→ **What you should do**
Quote every line below exactly as it reads.

→ **Given records**
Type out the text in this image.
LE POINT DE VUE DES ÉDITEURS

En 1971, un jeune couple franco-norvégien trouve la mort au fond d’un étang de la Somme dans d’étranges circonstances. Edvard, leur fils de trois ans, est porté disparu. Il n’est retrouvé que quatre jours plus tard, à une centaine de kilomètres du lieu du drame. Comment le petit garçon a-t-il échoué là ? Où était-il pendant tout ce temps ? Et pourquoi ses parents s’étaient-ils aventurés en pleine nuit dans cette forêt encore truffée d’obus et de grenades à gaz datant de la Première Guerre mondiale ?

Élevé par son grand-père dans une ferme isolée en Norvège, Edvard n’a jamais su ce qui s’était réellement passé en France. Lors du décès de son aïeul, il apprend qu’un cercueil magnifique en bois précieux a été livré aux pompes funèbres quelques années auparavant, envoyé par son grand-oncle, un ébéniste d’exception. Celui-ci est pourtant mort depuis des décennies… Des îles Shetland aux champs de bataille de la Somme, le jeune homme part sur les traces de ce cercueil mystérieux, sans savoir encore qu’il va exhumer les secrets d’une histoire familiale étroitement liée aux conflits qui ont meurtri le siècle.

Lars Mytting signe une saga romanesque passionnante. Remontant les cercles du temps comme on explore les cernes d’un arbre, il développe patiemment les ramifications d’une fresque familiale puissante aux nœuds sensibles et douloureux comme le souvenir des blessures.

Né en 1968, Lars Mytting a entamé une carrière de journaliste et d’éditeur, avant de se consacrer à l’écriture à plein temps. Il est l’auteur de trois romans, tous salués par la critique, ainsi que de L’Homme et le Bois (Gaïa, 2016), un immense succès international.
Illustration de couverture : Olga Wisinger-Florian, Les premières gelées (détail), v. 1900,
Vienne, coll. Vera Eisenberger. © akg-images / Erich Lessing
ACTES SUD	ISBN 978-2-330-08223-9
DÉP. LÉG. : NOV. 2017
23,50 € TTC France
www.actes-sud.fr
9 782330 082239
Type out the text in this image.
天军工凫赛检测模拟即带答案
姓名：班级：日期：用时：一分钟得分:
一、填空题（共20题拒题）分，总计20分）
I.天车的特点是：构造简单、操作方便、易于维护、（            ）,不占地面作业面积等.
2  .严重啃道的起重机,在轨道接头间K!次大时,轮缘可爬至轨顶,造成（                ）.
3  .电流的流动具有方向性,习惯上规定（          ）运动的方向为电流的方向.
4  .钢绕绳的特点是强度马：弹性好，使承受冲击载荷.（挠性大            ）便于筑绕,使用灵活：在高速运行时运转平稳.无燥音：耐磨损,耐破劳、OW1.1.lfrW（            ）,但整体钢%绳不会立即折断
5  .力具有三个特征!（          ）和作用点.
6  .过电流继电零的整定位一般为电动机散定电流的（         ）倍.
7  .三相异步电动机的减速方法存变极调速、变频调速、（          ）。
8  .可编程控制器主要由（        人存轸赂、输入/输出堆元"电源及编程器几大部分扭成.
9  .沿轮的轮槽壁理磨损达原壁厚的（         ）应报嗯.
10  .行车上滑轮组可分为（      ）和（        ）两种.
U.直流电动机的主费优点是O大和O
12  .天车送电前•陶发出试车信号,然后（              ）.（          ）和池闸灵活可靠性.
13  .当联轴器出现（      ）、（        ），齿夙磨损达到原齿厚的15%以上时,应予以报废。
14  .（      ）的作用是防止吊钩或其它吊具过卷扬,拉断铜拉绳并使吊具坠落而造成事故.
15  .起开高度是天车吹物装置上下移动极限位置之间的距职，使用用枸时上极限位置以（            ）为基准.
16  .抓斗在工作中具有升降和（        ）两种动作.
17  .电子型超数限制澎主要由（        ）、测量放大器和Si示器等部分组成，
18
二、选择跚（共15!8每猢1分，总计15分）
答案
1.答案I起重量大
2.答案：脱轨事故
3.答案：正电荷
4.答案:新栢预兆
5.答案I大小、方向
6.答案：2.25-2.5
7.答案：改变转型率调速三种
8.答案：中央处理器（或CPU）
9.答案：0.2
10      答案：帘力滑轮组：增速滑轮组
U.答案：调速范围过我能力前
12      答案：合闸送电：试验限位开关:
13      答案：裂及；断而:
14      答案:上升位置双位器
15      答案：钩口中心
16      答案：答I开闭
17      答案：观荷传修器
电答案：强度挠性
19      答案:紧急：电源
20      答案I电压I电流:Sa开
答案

→ **The output**
Type out the text in this image.
LE POINT DE VUE DES ÉDITEURS

En 1971, un jeune couple franco-norvégien trouve la mort au fond d’un étang de la Somme dans d’étranges circonstances. Edvard, leur fils de trois ans, est porté disparu. Il n’est retrouvé que quatre jours plus tard, à une centaine de kilomètres du lieu du drame. Comment le petit garçon a-t-il échoué là ? Où était-il pendant tout ce temps ? Et pourquoi ses parents s’étaient-ils aventurés en pleine nuit dans cette forêt encore truffée d’obus et de grenades à gaz datant de la Première Guerre mondiale ?

Élevé par son grand-père dans une ferme isolée en Norvège, Edvard n’a jamais su ce qui s’était réellement passé en France. Lors du décès de son aïeul, il apprend qu’un cercueil magnifique en bois précieux a été livré aux pompes funèbres quelques années auparavant, envoyé par son grand-oncle, un ébéniste d’exception. Celui-ci est pourtant mort depuis des décennies… Des îles Shetland aux champs de bataille de la Somme, le jeune homme part sur les traces de ce cercueil mystérieux, sans savoir encore qu’il va exhumer les secrets d’une histoire familiale étroitement liée aux conflits qui ont meurtri le siècle.

Lars Mytting signe une saga romanesque passionnante. Remontant les cercles du temps comme on explore les cernes d’un arbre, il développe patiemment les ramifications d’une fresque familiale puissante aux nœuds sensibles et douloureux comme le souvenir des blessures.

Né en 1968, Lars Mytting a entamé une carrière de journaliste et d’éditeur, avant de se consacrer à l’écriture à plein temps. Il est l’auteur de trois romans, tous salués par la critique, ainsi que de L’Homme et le Bois (Gaïa, 2016), un immense succès international.
Illustration de couverture : Olga Wisinger-Florian, Les premières gelées (détail), v. 1900,
Vienne, coll. Vera Eisenberger. © akg-images / Erich Lessing
ACTES SUD	ISBN 978-2-330-08223-9
DÉP. LÉG. : NOV. 2017
23,50 € TTC France
www.actes-sud.fr
9 782330 082239
Type out the text in this image.
天军工凫赛检测模拟即带答案
姓名：班级：日期：用时：一分钟得分:
一、填空题（共20题拒题）分，总计20分）
I.天车的特点是：构造简单、操作方便、易于维护、（            ）,不占地面作业面积等.
2  .严重啃道的起重机,在轨道接头间K!次大时,轮缘可爬至轨顶,造成（                ）.
3  .电流的流动具有方向性,习惯上规定（          ）运动的方向为电流的方向.
4  .钢绕绳的特点是强度马：弹性好，使承受冲击载荷.（挠性大            ）便于筑绕,使用灵活：在高速运行时运转平稳.无燥音：耐磨损,耐破劳、OW1.1.lfrW（            ）,但整体钢%绳不会立即折断
5  .力具有三个特征!（          ）和作用点.
6  .过电流继电零的整定位一般为电动机散定电流的（         ）倍.
7  .三相异步电动机的减速方法存变极调速、变频调速、（          ）。
8  .可编程控制器主要由（        人存轸赂、输入/输出堆元"电源及编程器几大部分扭成.
9  .沿轮的轮槽壁理磨损达原壁厚的（         ）应报嗯.
10  .行车上滑轮组可分为（      ）和（        ）两种.
U.直流电动机的主费优点是O大和O
12  .天车送电前•陶发出试车信号,然后（              ）.（          ）和池闸灵活可靠性.
13  .当联轴器出现（      ）、（        ），齿夙磨损达到原齿厚的15%以上时,应予以报废。
14  .（      ）的作用是防止吊钩或其它吊具过卷扬,拉断铜拉绳并使吊具坠落而造成事故.
15  .起开高度是天车吹物装置上下移动极限位置之间的距职，使用用枸时上极限位置以（            ）为基准.
16  .抓斗在工作中具有升降和（        ）两种动作.
17  .电子型超数限制澎主要由（        ）、测量放大器和Si示器等部分组成，
18
二、选择跚（共15!8每猢1分，总计15分）
答案
1.答案I起重量大
2.答案：脱轨事故
3.答案：正电荷
4.答案:新栢预兆
5.答案I大小、方向
6.答案：2.25-2.5
7.答案：改变转型率调速三种
8.答案：中央处理器（或CPU）
9.答案：0.2
10      答案：帘力滑轮组：增速滑轮组
U.答案：调速范围过我能力前
12      答案：合闸送电：试验限位开关:
13      答案：裂及；断而:
14      答案:上升位置双位器
15      答案：钩口中心
16      答案：答I开闭
17      答案：观荷传修器
电答案：强度挠性
19      答案:紧急：电源
20      答案I电压I电流:Sa开
答案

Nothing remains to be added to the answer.